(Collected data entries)
:::
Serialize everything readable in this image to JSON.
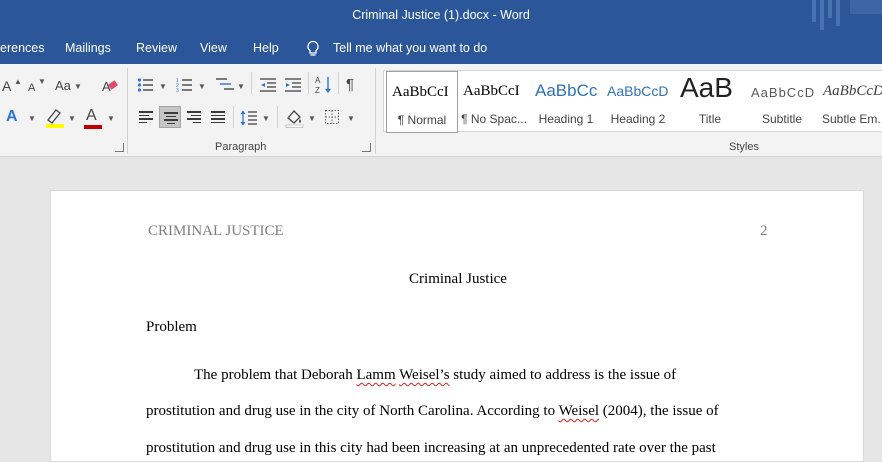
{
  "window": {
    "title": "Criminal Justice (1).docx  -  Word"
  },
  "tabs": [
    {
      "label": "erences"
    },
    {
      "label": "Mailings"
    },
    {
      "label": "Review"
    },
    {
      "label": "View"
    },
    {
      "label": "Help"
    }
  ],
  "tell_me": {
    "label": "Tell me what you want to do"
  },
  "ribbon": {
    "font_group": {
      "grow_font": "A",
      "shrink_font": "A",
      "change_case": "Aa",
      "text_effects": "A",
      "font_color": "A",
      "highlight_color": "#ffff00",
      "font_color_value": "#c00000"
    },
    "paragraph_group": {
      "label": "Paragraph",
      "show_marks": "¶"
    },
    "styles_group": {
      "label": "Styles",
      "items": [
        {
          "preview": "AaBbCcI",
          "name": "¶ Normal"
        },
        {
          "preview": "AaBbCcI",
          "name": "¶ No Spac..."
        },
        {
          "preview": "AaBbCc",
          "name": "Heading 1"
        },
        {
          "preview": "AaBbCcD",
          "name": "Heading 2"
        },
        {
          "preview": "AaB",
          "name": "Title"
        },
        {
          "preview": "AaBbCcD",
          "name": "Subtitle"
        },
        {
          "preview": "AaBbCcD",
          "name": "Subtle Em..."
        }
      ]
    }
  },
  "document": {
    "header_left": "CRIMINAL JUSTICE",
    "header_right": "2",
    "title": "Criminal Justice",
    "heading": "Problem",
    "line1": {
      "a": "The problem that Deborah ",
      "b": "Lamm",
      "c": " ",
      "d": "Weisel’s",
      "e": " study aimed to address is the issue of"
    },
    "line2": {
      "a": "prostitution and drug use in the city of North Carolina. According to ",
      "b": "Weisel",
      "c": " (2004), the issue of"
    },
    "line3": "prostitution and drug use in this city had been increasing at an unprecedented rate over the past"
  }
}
:::
_Exercise:_
Pull every line containing "issue" out of the records.

_Result below:_
      "e": " study aimed to address is the issue of"
      "c": " (2004), the issue of"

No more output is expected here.